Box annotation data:
<<<<

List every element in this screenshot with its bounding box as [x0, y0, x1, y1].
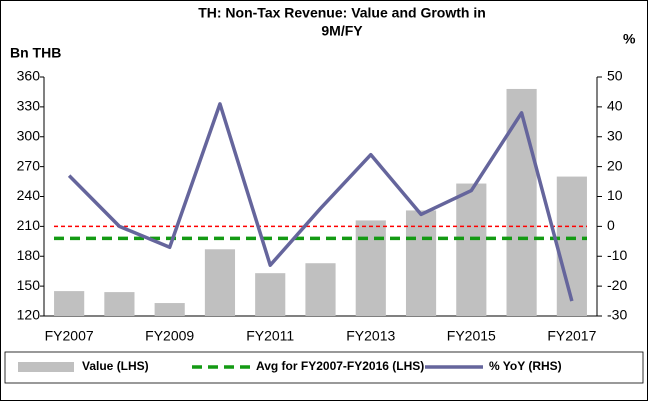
y-tick-label: 180: [17, 247, 41, 263]
y-tick-label: 360: [17, 68, 41, 84]
bar: [204, 249, 236, 316]
y-tick-label: 270: [17, 157, 41, 173]
legend-swatch: [18, 362, 74, 372]
x-tick-label: FY2011: [246, 328, 294, 344]
bar: [154, 303, 185, 316]
bar: [104, 292, 135, 316]
bar: [405, 210, 437, 316]
y2-tick-label: 30: [607, 127, 623, 143]
bar: [506, 88, 537, 316]
x-tick-label: FY2013: [346, 328, 395, 344]
bar: [54, 291, 85, 316]
y-tick-label: 240: [17, 187, 41, 203]
bar: [305, 263, 336, 316]
chart-title: 9M/FY: [321, 23, 363, 39]
x-tick-label: FY2009: [145, 328, 194, 344]
x-tick-label: FY2015: [447, 328, 496, 344]
y2-tick-label: 50: [607, 68, 623, 84]
y2-tick-label: -10: [607, 247, 627, 263]
y2-tick-label: 10: [607, 187, 623, 203]
legend-box: [4, 351, 644, 384]
y-tick-label: 150: [17, 277, 41, 293]
chart-title: TH: Non-Tax Revenue: Value and Growth in: [198, 5, 486, 21]
x-tick-label: FY2007: [45, 328, 94, 344]
legend-label: Avg for FY2007-FY2016 (LHS): [256, 359, 424, 373]
y-tick-label: 120: [17, 307, 41, 323]
y-tick-label: 330: [17, 98, 41, 114]
y2-tick-label: -30: [607, 307, 627, 323]
bar: [355, 220, 386, 316]
y-tick-label: 300: [17, 127, 41, 143]
y2-tick-label: 40: [607, 98, 623, 114]
y2-tick-label: 0: [607, 217, 615, 233]
bar: [255, 273, 286, 316]
y2-tick-label: -20: [607, 277, 627, 293]
bar: [456, 183, 487, 316]
x-tick-label: FY2017: [547, 328, 596, 344]
y2-tick-label: 20: [607, 157, 623, 173]
line: [67, 102, 574, 302]
y-tick-label: 210: [17, 217, 41, 233]
y2-axis-label: %: [623, 31, 636, 47]
bar: [556, 176, 587, 316]
legend-label: % YoY (RHS): [489, 359, 562, 373]
legend-label: Value (LHS): [82, 359, 149, 373]
y-axis-label: Bn THB: [10, 45, 61, 61]
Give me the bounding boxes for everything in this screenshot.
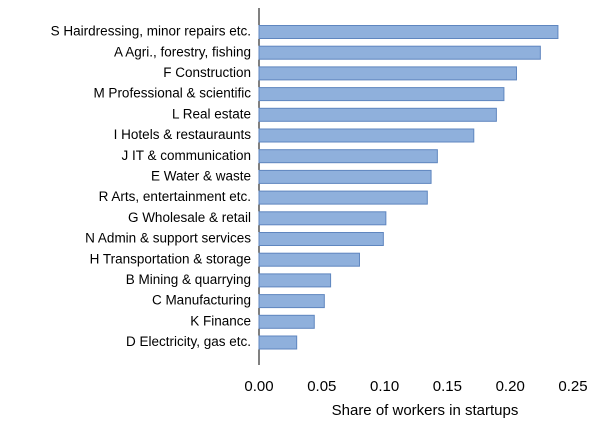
bar: [258, 107, 497, 122]
y-tick-label: L Real estate: [172, 106, 251, 121]
y-tick-label: J IT & communication: [121, 148, 251, 163]
bar: [258, 314, 315, 329]
x-axis-label: Share of workers in startups: [332, 402, 519, 419]
bar: [258, 169, 432, 184]
y-tick-label: N Admin & support services: [85, 231, 251, 246]
y-tick-label: B Mining & quarrying: [126, 272, 251, 287]
bar: [258, 45, 541, 60]
bar: [258, 294, 325, 309]
y-tick-label: C Manufacturing: [152, 293, 251, 308]
y-tick-label: R Arts, entertainment etc.: [99, 189, 251, 204]
y-tick-label: I Hotels & restauraunts: [114, 127, 252, 142]
bar: [258, 335, 298, 350]
y-tick-label: M Professional & scientific: [93, 86, 251, 101]
y-tick-label: F Construction: [163, 65, 251, 80]
bar: [258, 128, 475, 143]
y-tick-label: K Finance: [190, 313, 251, 328]
x-tick-label: 0.25: [558, 378, 587, 395]
bar: [258, 66, 517, 81]
x-tick-label: 0.05: [307, 378, 336, 395]
bar: [258, 87, 505, 102]
y-tick-label: D Electricity, gas etc.: [126, 334, 251, 349]
y-tick-label: H Transportation & storage: [90, 251, 251, 266]
y-tick-label: S Hairdressing, minor repairs etc.: [51, 24, 251, 39]
x-tick-label: 0.20: [496, 378, 525, 395]
bar: [258, 211, 387, 226]
bar: [258, 273, 332, 288]
y-tick-label: A Agri., forestry, fishing: [114, 44, 251, 59]
x-tick-label: 0.15: [433, 378, 462, 395]
bar: [258, 25, 559, 39]
bar: [258, 232, 384, 246]
y-tick-label: E Water & waste: [151, 168, 251, 183]
y-tick-label: G Wholesale & retail: [128, 210, 251, 225]
x-tick-label: 0.00: [244, 378, 273, 395]
x-tick-label: 0.10: [370, 378, 399, 395]
bar: [258, 149, 438, 164]
bar: [258, 190, 428, 205]
bar: [258, 252, 360, 267]
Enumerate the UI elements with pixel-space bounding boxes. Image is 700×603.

>>>>

• EXERCISE TASK: Reproduce every item above word for word, leaving out the pictures.

• THE ANSWER:
List every element in this screenshot with its bounding box as [x0, y0, x1, y1].
y-tick-label: 180: [17, 247, 41, 263]
y-tick-label: 360: [17, 68, 41, 84]
bar: [204, 249, 236, 316]
y-tick-label: 270: [17, 157, 41, 173]
legend-swatch: [18, 362, 74, 372]
x-tick-label: FY2011: [246, 328, 294, 344]
bar: [154, 303, 185, 316]
bar: [104, 292, 135, 316]
bar: [405, 210, 437, 316]
y2-tick-label: 30: [607, 127, 623, 143]
bar: [506, 88, 537, 316]
x-tick-label: FY2013: [346, 328, 395, 344]
bar: [54, 291, 85, 316]
y-tick-label: 240: [17, 187, 41, 203]
bar: [305, 263, 336, 316]
chart-title: 9M/FY: [321, 23, 363, 39]
x-tick-label: FY2009: [145, 328, 194, 344]
x-tick-label: FY2015: [447, 328, 496, 344]
y2-tick-label: 50: [607, 68, 623, 84]
y2-tick-label: -10: [607, 247, 627, 263]
y2-tick-label: 10: [607, 187, 623, 203]
legend-box: [4, 351, 644, 384]
y-tick-label: 150: [17, 277, 41, 293]
chart-title: TH: Non-Tax Revenue: Value and Growth in: [198, 5, 486, 21]
x-tick-label: FY2007: [45, 328, 94, 344]
legend-label: Avg for FY2007-FY2016 (LHS): [256, 359, 424, 373]
y-tick-label: 120: [17, 307, 41, 323]
y-tick-label: 330: [17, 98, 41, 114]
y2-tick-label: -30: [607, 307, 627, 323]
bar: [355, 220, 386, 316]
y-tick-label: 300: [17, 127, 41, 143]
y2-tick-label: 40: [607, 98, 623, 114]
y2-tick-label: 0: [607, 217, 615, 233]
bar: [255, 273, 286, 316]
y2-tick-label: -20: [607, 277, 627, 293]
bar: [456, 183, 487, 316]
x-tick-label: FY2017: [547, 328, 596, 344]
y2-tick-label: 20: [607, 157, 623, 173]
line: [67, 102, 574, 302]
y-tick-label: 210: [17, 217, 41, 233]
y2-axis-label: %: [623, 31, 636, 47]
bar: [556, 176, 587, 316]
legend-label: % YoY (RHS): [489, 359, 562, 373]
legend-label: Value (LHS): [82, 359, 149, 373]
y-axis-label: Bn THB: [10, 45, 61, 61]
Give me the bounding boxes for everything in this screenshot.
bar: [258, 107, 497, 122]
y-tick-label: L Real estate: [172, 106, 251, 121]
y-tick-label: J IT & communication: [121, 148, 251, 163]
bar: [258, 314, 315, 329]
x-axis-label: Share of workers in startups: [332, 402, 519, 419]
bar: [258, 169, 432, 184]
y-tick-label: N Admin & support services: [85, 231, 251, 246]
y-tick-label: B Mining & quarrying: [126, 272, 251, 287]
bar: [258, 45, 541, 60]
bar: [258, 294, 325, 309]
y-tick-label: C Manufacturing: [152, 293, 251, 308]
y-tick-label: R Arts, entertainment etc.: [99, 189, 251, 204]
y-tick-label: I Hotels & restauraunts: [114, 127, 252, 142]
bar: [258, 335, 298, 350]
y-tick-label: M Professional & scientific: [93, 86, 251, 101]
y-tick-label: F Construction: [163, 65, 251, 80]
bar: [258, 128, 475, 143]
y-tick-label: K Finance: [190, 313, 251, 328]
x-tick-label: 0.25: [558, 378, 587, 395]
bar: [258, 66, 517, 81]
x-tick-label: 0.05: [307, 378, 336, 395]
bar: [258, 87, 505, 102]
y-tick-label: D Electricity, gas etc.: [126, 334, 251, 349]
y-tick-label: H Transportation & storage: [90, 251, 251, 266]
y-tick-label: S Hairdressing, minor repairs etc.: [51, 24, 251, 39]
x-tick-label: 0.20: [496, 378, 525, 395]
bar: [258, 211, 387, 226]
bar: [258, 273, 332, 288]
y-tick-label: A Agri., forestry, fishing: [114, 44, 251, 59]
x-tick-label: 0.15: [433, 378, 462, 395]
bar: [258, 25, 559, 39]
bar: [258, 232, 384, 246]
y-tick-label: E Water & waste: [151, 168, 251, 183]
y-tick-label: G Wholesale & retail: [128, 210, 251, 225]
x-tick-label: 0.00: [244, 378, 273, 395]
x-tick-label: 0.10: [370, 378, 399, 395]
bar: [258, 149, 438, 164]
bar: [258, 190, 428, 205]
bar: [258, 252, 360, 267]
Enumerate the UI elements with pixel-space bounding boxes. Image is 700×603.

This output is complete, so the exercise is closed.